El vicepresidente electo José Manuel Restrepo se refirió a la decisión de Estados Unidos de aplicar un aumento de aranceles a productos colombianos y prometió que el próximo gobierno trabajará para revertir esa medida. “Vamos a solucionar el problema que dejó el gobierno Petro”, sostuvo, según consignó la Revista Semana.
La declaración se enmarca en la reciente escalada comercial entre Washington y Bogotá. Estados Unidos notificó el incremento arancelario, lo que abrió un nuevo capítulo de tensiones bilaterales que preocupa a exportadores y a sectores productivos del país.
Restrepo, quien fue ministro de Comercio, Industria y Turismo y ministro de Hacienda en gobiernos anteriores, llegó a la Vicepresidencia de la mano de Abelardo de la Espriella, candidato que ganó las elecciones. Su perfil técnico en asuntos económicos le da peso a sus pronunciamientos sobre la política comercial.

> Tus tareas:
a. Responde estas preguntas sobre la nota de los aranceles a productos colombianos:
(i) ¿Qué medio recogió la frase "Vamos a solucionar el problema que dejó el gobierno Petro"?
(ii) ¿Qué país notificó el incremento arancelario?
(iii) ¿Qué ministerios encabezó Restrepo en gobiernos anteriores?
b. Por favor, continúa la nota sobre los aranceles a productos colombianos a partir de su última oración.

> Fragmentos de registros:
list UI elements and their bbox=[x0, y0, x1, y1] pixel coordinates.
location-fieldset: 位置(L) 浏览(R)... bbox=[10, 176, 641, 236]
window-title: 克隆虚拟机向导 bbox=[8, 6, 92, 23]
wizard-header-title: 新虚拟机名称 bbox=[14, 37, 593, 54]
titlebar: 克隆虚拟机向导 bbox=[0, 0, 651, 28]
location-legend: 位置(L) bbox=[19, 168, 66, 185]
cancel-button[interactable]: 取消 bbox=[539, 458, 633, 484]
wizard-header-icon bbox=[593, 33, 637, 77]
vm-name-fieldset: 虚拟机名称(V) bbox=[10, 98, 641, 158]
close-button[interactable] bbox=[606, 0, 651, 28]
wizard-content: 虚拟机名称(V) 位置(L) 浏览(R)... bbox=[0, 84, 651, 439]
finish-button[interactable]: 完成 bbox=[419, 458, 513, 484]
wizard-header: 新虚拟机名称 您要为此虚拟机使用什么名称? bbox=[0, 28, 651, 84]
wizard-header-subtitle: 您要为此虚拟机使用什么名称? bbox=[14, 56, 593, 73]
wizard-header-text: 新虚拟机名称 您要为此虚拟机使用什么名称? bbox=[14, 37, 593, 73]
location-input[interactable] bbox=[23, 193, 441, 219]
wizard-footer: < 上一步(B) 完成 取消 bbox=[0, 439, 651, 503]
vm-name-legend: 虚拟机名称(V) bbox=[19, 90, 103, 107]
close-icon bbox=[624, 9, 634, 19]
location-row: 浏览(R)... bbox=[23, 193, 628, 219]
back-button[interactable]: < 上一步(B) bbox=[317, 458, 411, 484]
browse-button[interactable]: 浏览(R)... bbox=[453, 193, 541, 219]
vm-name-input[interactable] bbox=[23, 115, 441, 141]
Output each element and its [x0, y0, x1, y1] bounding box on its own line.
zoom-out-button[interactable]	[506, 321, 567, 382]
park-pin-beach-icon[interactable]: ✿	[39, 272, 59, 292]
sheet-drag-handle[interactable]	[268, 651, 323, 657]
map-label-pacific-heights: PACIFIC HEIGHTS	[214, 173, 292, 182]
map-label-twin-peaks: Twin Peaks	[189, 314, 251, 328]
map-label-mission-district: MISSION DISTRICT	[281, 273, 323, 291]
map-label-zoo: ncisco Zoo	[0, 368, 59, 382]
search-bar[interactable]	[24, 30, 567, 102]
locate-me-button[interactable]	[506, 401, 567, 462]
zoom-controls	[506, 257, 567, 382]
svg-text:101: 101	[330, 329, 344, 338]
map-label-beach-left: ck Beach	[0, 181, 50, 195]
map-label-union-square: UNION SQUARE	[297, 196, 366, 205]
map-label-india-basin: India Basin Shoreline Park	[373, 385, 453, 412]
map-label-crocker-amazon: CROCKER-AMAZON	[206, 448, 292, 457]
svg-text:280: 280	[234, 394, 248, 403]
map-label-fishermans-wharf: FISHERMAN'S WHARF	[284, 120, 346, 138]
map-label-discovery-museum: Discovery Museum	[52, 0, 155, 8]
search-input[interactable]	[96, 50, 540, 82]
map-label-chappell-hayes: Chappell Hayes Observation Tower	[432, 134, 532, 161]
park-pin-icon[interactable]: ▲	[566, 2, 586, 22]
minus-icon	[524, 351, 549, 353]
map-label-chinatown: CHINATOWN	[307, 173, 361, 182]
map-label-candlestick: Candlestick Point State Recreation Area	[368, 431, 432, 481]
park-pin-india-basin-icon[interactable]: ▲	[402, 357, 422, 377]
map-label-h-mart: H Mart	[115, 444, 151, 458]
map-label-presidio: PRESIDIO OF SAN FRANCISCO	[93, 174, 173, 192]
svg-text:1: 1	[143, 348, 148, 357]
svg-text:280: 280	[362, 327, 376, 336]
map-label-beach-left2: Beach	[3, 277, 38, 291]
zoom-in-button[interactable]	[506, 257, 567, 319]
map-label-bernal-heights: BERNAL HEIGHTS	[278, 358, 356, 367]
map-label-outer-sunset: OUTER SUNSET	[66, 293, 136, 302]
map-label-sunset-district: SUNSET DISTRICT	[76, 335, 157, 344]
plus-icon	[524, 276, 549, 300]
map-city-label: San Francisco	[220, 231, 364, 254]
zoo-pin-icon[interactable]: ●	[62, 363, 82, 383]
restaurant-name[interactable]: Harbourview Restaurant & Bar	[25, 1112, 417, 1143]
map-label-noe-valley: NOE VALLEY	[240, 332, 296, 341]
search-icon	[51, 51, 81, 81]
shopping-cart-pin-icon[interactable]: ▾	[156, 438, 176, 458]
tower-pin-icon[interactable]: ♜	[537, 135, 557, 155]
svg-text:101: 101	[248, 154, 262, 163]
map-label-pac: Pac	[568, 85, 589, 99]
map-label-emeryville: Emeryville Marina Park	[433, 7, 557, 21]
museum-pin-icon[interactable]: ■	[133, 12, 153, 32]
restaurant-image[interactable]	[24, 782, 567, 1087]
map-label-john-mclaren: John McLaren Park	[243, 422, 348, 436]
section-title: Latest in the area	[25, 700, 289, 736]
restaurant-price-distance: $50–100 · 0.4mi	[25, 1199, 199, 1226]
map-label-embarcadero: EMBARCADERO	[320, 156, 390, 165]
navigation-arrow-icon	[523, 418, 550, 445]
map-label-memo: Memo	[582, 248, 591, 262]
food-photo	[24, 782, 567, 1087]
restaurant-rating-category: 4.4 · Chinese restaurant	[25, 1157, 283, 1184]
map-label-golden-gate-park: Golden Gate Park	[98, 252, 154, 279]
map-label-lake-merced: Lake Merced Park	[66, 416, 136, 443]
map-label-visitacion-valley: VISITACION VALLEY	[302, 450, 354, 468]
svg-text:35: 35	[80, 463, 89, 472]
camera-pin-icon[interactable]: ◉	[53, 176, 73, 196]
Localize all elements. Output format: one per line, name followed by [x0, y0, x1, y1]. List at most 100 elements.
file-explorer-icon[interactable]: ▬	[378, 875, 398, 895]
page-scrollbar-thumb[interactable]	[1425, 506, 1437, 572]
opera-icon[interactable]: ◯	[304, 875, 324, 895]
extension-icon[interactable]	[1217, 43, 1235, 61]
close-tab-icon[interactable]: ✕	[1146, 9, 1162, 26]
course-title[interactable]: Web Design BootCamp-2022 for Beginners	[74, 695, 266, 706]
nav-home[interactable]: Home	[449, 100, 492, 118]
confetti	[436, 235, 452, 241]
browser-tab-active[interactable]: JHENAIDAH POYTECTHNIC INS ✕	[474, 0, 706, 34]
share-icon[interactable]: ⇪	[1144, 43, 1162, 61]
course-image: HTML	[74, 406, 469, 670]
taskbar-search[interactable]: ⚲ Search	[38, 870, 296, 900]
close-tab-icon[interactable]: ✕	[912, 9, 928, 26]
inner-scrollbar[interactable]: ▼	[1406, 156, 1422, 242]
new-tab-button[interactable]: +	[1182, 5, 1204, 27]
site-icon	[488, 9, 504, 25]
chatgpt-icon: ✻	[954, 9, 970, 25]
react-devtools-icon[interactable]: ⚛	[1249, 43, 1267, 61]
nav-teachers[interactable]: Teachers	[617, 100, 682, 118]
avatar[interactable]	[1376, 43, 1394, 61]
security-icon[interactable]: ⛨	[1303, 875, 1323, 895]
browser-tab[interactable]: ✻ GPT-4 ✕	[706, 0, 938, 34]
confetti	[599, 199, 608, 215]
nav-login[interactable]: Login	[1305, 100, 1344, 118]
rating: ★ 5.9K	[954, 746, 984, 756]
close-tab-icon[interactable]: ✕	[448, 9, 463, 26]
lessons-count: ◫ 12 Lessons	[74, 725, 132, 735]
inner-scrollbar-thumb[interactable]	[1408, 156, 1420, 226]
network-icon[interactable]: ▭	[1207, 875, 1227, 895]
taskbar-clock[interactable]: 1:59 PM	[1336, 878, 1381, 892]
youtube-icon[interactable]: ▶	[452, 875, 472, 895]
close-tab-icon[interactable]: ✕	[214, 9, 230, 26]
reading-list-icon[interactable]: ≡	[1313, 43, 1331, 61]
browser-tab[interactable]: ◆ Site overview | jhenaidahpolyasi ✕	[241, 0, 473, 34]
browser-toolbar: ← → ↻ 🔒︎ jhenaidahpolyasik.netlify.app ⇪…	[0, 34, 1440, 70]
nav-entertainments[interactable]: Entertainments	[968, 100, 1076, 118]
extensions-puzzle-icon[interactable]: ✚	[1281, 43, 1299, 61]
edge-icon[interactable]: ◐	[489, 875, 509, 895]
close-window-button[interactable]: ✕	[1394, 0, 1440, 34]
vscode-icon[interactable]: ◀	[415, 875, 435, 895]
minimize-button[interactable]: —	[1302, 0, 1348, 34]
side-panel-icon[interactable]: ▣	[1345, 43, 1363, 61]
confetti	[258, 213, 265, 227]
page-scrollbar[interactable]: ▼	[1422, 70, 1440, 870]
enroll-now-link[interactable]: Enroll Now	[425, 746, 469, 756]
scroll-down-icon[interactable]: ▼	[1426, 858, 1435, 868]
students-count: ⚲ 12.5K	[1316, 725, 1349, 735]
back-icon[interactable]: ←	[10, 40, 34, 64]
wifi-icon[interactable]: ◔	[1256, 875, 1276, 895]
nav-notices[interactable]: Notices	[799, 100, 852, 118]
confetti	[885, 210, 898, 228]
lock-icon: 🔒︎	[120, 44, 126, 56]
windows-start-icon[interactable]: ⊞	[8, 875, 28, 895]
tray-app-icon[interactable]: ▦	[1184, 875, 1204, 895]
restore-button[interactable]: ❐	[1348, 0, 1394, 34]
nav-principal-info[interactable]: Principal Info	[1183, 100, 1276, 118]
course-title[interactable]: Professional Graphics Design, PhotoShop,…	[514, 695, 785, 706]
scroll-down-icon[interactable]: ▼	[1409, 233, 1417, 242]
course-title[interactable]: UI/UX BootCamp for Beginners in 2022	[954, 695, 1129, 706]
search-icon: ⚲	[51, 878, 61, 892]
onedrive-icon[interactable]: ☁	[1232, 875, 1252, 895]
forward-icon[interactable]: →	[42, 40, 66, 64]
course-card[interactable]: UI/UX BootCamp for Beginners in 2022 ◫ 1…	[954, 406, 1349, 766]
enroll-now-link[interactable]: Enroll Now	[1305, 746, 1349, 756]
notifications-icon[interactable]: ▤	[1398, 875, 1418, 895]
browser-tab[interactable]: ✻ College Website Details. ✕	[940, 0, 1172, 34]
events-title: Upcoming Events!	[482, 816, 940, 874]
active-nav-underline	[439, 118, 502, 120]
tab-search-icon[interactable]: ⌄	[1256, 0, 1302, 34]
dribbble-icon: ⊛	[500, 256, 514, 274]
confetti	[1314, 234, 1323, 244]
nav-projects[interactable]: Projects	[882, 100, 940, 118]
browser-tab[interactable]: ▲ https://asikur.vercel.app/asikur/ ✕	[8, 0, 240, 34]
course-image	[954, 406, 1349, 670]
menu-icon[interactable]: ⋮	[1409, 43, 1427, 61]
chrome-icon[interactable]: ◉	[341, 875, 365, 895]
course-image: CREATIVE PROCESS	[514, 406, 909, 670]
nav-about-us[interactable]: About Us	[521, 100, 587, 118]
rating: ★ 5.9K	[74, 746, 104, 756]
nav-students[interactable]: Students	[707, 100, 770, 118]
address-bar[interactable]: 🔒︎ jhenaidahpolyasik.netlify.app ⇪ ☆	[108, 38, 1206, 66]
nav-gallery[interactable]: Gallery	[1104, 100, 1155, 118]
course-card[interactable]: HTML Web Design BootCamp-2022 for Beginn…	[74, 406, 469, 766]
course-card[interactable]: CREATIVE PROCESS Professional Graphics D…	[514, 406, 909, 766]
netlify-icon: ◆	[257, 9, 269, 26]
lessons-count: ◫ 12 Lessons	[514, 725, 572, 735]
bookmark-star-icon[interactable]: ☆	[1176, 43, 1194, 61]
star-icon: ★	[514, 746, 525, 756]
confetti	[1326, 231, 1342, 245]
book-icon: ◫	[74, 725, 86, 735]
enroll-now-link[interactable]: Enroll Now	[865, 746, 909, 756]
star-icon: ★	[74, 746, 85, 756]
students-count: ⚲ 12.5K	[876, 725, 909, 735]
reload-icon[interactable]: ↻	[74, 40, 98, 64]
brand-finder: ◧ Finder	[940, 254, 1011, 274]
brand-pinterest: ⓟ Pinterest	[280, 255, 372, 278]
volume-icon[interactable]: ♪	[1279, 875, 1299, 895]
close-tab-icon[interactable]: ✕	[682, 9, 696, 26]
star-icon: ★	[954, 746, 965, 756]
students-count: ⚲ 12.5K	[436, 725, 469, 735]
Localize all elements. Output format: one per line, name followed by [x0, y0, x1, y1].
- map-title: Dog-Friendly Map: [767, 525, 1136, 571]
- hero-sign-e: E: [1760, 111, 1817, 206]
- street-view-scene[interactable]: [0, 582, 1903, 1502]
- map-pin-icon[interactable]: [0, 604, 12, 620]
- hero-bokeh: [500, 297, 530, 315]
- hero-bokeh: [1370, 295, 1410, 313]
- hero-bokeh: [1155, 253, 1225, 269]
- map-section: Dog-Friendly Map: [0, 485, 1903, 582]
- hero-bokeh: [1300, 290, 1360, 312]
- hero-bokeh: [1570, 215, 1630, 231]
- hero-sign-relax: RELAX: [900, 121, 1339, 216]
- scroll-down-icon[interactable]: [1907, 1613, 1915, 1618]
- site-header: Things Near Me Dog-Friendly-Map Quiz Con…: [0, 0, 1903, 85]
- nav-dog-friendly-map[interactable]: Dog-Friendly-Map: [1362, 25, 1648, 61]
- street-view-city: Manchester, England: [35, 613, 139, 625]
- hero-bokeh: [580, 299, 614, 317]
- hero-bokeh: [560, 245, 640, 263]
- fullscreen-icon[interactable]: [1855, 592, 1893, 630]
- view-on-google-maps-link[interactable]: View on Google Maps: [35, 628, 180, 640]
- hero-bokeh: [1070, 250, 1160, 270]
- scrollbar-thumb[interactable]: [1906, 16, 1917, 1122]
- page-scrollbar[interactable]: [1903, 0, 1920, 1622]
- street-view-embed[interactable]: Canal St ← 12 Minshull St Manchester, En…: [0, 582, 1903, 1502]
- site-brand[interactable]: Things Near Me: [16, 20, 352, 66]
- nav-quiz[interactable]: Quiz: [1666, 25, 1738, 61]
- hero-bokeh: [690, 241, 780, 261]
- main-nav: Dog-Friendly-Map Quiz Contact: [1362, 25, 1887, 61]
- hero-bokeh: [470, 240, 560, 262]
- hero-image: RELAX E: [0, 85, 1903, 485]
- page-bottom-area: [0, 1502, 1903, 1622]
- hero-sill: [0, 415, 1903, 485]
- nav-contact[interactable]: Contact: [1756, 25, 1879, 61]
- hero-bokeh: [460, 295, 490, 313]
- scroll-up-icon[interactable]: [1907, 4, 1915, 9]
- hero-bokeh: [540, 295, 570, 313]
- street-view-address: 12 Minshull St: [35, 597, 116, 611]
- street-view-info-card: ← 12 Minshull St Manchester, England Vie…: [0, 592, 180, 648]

> Resultados:
a.
(i) La Revista Semana.
(ii) Estados Unidos.
(iii) El de Comercio, Industria y Turismo y el de Hacienda.

b.
El electo vicepresidente enmarcó la crisis arancelaria como un saldo pendiente de la administración de Gustavo Petro. Según su lectura, las decisiones adoptadas durante ese período deterioraron la relación bilateral con Estados Unidos y dejaron al país en una posición vulnerable frente a la Casa Blanca.
El choque comercial tiene efectos directos sobre la economía colombiana. Las exportaciones a Estados Unidos representan un porcentaje significativo de las ventas externas del país, y un arancel más alto encarece los productos nacionales frente a competidores de otros mercados.
Sectores como el agro, la manufactura liviana y algunos servicios vinculados al comercio internacional figuran entre los más expuestos a un encarecimiento de las ventas hacia Estados Unidos. Un alza arancelaria suele traducirse en menor volumen exportado y en ajustes de precios en el mercado interno.
Restrepo no detalló en su declaración pública el mecanismo específico con el que piensa gestionar el diferendo, pero su experiencia al frente del Ministerio de Comercio sugiere que la vía diplomática y la negociación técnica serán las herramientas principales para intentar revertir la medida.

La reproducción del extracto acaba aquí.